▶ GOAL:
Lines from the one containing "Convert this screenshot" through the last line of the data are to be repeated word for word, both ends included.

* begin PROVIDED DATA *

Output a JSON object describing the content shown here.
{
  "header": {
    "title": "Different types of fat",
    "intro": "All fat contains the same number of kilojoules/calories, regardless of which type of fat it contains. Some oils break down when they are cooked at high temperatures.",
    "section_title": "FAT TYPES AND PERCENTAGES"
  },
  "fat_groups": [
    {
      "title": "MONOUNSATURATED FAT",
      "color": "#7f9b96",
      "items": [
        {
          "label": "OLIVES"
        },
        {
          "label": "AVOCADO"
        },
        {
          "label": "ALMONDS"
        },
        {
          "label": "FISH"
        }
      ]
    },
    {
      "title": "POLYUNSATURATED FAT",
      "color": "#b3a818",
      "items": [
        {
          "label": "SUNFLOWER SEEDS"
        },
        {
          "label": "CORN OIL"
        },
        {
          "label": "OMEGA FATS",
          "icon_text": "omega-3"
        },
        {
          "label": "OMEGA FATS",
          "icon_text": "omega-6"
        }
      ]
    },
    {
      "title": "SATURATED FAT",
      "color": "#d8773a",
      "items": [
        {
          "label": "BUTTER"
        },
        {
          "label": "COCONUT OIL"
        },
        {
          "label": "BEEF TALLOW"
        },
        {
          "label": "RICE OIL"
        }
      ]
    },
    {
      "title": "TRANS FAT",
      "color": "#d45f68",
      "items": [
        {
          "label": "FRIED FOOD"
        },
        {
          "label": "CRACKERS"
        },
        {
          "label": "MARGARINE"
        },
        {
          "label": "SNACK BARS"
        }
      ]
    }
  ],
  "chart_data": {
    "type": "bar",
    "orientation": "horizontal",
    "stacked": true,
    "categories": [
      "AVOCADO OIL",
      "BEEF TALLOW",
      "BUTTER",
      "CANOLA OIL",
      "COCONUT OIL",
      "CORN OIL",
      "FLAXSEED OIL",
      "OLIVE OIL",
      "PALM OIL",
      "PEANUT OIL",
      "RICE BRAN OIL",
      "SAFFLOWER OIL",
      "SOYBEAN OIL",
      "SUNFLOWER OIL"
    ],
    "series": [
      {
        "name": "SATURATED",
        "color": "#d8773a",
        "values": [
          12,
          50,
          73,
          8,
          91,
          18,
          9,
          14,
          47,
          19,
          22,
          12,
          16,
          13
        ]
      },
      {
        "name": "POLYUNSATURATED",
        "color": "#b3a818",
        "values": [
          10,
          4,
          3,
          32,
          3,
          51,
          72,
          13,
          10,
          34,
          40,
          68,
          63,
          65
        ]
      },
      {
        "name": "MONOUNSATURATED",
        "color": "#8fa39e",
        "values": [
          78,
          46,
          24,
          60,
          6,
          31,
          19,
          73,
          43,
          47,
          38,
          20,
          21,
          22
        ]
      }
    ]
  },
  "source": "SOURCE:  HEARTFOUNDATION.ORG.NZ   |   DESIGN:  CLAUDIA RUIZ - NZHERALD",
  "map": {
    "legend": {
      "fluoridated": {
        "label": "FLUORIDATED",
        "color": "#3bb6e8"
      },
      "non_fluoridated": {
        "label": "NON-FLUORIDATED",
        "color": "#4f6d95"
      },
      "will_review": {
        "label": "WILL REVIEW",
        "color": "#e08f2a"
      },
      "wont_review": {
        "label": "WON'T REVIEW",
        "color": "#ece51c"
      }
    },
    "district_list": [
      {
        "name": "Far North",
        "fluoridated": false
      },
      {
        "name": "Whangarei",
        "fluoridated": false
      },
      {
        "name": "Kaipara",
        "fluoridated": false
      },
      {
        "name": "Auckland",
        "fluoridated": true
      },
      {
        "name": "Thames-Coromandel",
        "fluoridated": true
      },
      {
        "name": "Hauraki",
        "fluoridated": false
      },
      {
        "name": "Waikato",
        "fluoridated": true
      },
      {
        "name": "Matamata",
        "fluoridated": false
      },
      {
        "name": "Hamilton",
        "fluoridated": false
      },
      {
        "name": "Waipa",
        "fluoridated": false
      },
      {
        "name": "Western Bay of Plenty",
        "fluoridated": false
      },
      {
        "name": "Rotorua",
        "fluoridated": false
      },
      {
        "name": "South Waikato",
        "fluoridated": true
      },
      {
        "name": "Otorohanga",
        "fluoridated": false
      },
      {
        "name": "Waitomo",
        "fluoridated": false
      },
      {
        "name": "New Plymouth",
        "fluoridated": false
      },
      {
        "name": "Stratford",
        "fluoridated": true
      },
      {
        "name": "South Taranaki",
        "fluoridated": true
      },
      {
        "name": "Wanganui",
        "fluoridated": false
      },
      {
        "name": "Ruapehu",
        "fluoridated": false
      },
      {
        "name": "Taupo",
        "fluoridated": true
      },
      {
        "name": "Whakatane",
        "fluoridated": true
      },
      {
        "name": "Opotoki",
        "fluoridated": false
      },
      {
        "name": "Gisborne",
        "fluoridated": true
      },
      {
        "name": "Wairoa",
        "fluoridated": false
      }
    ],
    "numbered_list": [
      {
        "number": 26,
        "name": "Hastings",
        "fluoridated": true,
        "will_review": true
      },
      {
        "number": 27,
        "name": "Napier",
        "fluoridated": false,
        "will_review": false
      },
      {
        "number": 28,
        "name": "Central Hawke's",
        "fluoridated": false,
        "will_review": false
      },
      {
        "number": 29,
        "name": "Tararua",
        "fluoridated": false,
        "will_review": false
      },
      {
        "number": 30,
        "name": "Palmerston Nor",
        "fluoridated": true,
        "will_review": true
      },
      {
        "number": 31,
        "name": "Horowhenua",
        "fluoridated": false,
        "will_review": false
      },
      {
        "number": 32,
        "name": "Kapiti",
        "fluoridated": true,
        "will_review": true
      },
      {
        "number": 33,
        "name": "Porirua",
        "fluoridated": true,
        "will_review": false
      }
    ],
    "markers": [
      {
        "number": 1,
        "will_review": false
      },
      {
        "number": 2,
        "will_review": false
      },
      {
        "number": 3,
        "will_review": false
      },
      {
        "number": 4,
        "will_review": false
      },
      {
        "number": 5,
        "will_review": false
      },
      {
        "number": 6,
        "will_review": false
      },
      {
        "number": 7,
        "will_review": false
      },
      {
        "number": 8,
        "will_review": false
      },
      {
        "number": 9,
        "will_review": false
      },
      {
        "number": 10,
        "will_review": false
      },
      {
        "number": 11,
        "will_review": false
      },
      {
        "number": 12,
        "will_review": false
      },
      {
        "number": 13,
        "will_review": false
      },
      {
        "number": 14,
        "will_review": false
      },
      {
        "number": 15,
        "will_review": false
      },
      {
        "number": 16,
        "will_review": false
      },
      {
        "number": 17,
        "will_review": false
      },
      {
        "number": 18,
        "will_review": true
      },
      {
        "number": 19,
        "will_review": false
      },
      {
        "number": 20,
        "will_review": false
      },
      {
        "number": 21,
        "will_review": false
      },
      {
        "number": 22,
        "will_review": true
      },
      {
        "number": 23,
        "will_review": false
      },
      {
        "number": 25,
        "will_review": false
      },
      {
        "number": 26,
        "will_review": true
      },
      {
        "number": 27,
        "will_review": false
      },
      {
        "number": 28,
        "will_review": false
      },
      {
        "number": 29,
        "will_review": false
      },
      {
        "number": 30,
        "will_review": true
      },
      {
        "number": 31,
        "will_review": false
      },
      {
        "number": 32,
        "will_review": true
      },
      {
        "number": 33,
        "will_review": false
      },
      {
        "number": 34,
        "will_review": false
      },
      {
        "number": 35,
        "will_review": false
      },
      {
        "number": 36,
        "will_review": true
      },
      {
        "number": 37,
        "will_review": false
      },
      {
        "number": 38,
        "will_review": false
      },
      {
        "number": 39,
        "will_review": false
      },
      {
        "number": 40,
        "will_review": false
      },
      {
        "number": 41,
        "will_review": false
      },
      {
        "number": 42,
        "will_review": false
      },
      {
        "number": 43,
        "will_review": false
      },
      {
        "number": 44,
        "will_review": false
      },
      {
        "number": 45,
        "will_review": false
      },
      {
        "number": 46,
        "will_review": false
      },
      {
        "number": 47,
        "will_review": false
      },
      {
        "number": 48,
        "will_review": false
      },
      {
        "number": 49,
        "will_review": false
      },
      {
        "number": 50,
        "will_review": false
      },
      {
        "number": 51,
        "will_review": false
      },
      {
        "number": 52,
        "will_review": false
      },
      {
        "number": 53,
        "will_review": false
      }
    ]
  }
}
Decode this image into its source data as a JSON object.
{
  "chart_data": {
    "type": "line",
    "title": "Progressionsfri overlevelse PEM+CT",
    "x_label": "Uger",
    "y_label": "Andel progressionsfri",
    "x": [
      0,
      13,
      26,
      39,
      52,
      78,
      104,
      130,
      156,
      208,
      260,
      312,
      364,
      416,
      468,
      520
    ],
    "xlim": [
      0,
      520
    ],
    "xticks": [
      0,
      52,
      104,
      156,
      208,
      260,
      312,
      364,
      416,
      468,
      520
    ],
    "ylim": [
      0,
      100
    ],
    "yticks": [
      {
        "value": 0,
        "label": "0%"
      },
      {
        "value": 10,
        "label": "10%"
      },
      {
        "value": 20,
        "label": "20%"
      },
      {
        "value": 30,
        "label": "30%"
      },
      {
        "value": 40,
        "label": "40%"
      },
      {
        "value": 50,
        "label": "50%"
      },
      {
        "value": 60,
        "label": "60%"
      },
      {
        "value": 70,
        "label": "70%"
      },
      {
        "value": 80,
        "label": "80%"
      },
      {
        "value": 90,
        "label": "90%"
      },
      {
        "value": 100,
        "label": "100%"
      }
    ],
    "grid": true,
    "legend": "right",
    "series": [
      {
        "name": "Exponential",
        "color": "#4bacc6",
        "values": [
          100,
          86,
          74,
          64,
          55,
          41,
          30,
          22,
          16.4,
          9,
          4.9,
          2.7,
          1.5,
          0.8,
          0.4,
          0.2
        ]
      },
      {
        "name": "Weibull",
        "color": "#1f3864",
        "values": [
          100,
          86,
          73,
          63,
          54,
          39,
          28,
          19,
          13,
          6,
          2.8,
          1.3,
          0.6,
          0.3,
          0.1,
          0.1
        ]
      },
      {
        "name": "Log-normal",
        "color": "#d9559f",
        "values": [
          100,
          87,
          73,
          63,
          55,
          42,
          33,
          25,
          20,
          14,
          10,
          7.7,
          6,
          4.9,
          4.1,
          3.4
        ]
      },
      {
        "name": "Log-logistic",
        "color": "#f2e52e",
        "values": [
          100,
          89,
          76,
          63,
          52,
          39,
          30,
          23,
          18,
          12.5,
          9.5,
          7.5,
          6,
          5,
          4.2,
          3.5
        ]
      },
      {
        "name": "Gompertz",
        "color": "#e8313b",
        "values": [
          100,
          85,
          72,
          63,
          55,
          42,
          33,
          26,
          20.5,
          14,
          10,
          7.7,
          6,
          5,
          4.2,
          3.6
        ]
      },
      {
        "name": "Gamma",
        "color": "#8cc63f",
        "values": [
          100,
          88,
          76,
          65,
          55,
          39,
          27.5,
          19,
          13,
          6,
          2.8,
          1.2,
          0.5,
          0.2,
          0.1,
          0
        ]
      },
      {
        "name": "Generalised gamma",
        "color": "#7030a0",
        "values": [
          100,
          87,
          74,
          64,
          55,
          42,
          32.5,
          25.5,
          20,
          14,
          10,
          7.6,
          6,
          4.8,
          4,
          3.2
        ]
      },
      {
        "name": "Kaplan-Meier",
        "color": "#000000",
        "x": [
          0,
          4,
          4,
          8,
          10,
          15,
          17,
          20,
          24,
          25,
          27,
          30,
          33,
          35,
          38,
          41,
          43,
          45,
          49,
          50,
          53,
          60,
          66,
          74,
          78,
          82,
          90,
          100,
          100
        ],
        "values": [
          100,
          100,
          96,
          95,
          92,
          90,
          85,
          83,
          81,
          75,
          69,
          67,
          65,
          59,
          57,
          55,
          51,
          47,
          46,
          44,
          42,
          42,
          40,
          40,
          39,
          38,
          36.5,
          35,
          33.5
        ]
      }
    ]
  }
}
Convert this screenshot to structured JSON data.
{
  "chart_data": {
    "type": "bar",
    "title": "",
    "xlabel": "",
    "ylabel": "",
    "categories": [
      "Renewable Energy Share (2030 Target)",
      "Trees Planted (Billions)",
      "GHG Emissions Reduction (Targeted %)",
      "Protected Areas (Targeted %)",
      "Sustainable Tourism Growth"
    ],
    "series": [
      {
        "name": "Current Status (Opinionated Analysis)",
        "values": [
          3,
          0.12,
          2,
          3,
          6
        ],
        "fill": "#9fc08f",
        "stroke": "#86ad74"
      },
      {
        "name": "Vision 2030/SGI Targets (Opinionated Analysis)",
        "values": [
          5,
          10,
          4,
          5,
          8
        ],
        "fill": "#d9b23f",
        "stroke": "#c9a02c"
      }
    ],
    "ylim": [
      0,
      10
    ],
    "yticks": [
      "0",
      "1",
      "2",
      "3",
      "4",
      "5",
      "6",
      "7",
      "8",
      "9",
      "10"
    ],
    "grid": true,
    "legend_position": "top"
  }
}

* end PROVIDED DATA *

▶ TASK SOLUTION:
Convert this screenshot to structured JSON data.
{
  "chart_data": {
    "type": "bar",
    "title": "",
    "xlabel": "",
    "ylabel": "",
    "categories": [
      "Renewable Energy Share (2030 Target)",
      "Trees Planted (Billions)",
      "GHG Emissions Reduction (Targeted %)",
      "Protected Areas (Targeted %)",
      "Sustainable Tourism Growth"
    ],
    "series": [
      {
        "name": "Current Status (Opinionated Analysis)",
        "values": [
          3,
          0.12,
          2,
          3,
          6
        ],
        "fill": "#9fc08f",
        "stroke": "#86ad74"
      },
      {
        "name": "Vision 2030/SGI Targets (Opinionated Analysis)",
        "values": [
          5,
          10,
          4,
          5,
          8
        ],
        "fill": "#d9b23f",
        "stroke": "#c9a02c"
      }
    ],
    "ylim": [
      0,
      10
    ],
    "yticks": [
      "0",
      "1",
      "2",
      "3",
      "4",
      "5",
      "6",
      "7",
      "8",
      "9",
      "10"
    ],
    "grid": true,
    "legend_position": "top"
  }
}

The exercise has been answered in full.